ITEMS -
— BEGIN —
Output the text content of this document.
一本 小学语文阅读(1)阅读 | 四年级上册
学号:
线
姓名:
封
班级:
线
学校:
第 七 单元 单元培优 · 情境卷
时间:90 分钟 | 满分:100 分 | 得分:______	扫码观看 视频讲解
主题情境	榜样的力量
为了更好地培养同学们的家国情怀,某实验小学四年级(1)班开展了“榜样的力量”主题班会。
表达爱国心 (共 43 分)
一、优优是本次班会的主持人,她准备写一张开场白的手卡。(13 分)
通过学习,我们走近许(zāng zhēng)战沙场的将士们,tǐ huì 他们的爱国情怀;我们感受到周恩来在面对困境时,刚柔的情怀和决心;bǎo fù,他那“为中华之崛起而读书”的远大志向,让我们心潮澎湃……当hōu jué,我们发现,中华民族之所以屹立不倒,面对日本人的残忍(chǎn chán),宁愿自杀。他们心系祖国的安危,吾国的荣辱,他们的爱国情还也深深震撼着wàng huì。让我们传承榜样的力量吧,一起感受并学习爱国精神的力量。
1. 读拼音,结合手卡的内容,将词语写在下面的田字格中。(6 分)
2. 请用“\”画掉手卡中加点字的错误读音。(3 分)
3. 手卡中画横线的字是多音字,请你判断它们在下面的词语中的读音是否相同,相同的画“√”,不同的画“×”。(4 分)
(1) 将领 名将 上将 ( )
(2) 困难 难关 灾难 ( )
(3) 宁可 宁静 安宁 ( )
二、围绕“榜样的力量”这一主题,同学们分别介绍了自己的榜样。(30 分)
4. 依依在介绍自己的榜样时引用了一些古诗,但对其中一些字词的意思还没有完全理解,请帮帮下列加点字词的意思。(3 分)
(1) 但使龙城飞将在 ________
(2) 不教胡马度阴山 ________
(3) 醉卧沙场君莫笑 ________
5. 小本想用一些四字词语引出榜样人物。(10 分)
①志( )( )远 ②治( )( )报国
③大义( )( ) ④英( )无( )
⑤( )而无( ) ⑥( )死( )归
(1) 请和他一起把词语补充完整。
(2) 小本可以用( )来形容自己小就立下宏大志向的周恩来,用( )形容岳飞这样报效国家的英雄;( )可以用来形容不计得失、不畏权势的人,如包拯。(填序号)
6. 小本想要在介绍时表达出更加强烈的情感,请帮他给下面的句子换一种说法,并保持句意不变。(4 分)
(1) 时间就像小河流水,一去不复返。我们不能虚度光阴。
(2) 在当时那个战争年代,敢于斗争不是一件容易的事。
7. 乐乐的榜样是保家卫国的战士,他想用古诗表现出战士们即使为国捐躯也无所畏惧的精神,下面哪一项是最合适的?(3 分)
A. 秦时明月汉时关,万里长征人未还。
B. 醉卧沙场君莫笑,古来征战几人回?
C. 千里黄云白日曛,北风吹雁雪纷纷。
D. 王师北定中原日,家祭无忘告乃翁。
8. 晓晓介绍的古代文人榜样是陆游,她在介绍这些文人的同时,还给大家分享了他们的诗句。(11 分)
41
— END —
DESCRIPTION OF THE TASK -
Copy out the whole listing exactly.

REPLY TO THE EXERCISE -
Output the text content of this document.
一本 小学语文阅读(1)阅读 | 四年级上册
学号:
线
姓名:
封
班级:
线
学校:
第 七 单元 单元培优 · 情境卷
时间:90 分钟 | 满分:100 分 | 得分:______	扫码观看 视频讲解
主题情境	榜样的力量
为了更好地培养同学们的家国情怀,某实验小学四年级(1)班开展了“榜样的力量”主题班会。
表达爱国心 (共 43 分)
一、优优是本次班会的主持人,她准备写一张开场白的手卡。(13 分)
通过学习,我们走近许(zāng zhēng)战沙场的将士们,tǐ huì 他们的爱国情怀;我们感受到周恩来在面对困境时,刚柔的情怀和决心;bǎo fù,他那“为中华之崛起而读书”的远大志向,让我们心潮澎湃……当hōu jué,我们发现,中华民族之所以屹立不倒,面对日本人的残忍(chǎn chán),宁愿自杀。他们心系祖国的安危,吾国的荣辱,他们的爱国情还也深深震撼着wàng huì。让我们传承榜样的力量吧,一起感受并学习爱国精神的力量。
1. 读拼音,结合手卡的内容,将词语写在下面的田字格中。(6 分)
2. 请用“\”画掉手卡中加点字的错误读音。(3 分)
3. 手卡中画横线的字是多音字,请你判断它们在下面的词语中的读音是否相同,相同的画“√”,不同的画“×”。(4 分)
(1) 将领 名将 上将 ( )
(2) 困难 难关 灾难 ( )
(3) 宁可 宁静 安宁 ( )
二、围绕“榜样的力量”这一主题,同学们分别介绍了自己的榜样。(30 分)
4. 依依在介绍自己的榜样时引用了一些古诗,但对其中一些字词的意思还没有完全理解,请帮帮下列加点字词的意思。(3 分)
(1) 但使龙城飞将在 ________
(2) 不教胡马度阴山 ________
(3) 醉卧沙场君莫笑 ________
5. 小本想用一些四字词语引出榜样人物。(10 分)
①志( )( )远 ②治( )( )报国
③大义( )( ) ④英( )无( )
⑤( )而无( ) ⑥( )死( )归
(1) 请和他一起把词语补充完整。
(2) 小本可以用( )来形容自己小就立下宏大志向的周恩来,用( )形容岳飞这样报效国家的英雄;( )可以用来形容不计得失、不畏权势的人,如包拯。(填序号)
6. 小本想要在介绍时表达出更加强烈的情感,请帮他给下面的句子换一种说法,并保持句意不变。(4 分)
(1) 时间就像小河流水,一去不复返。我们不能虚度光阴。
(2) 在当时那个战争年代,敢于斗争不是一件容易的事。
7. 乐乐的榜样是保家卫国的战士,他想用古诗表现出战士们即使为国捐躯也无所畏惧的精神,下面哪一项是最合适的?(3 分)
A. 秦时明月汉时关,万里长征人未还。
B. 醉卧沙场君莫笑,古来征战几人回?
C. 千里黄云白日曛,北风吹雁雪纷纷。
D. 王师北定中原日,家祭无忘告乃翁。
8. 晓晓介绍的古代文人榜样是陆游,她在介绍这些文人的同时,还给大家分享了他们的诗句。(11 分)
41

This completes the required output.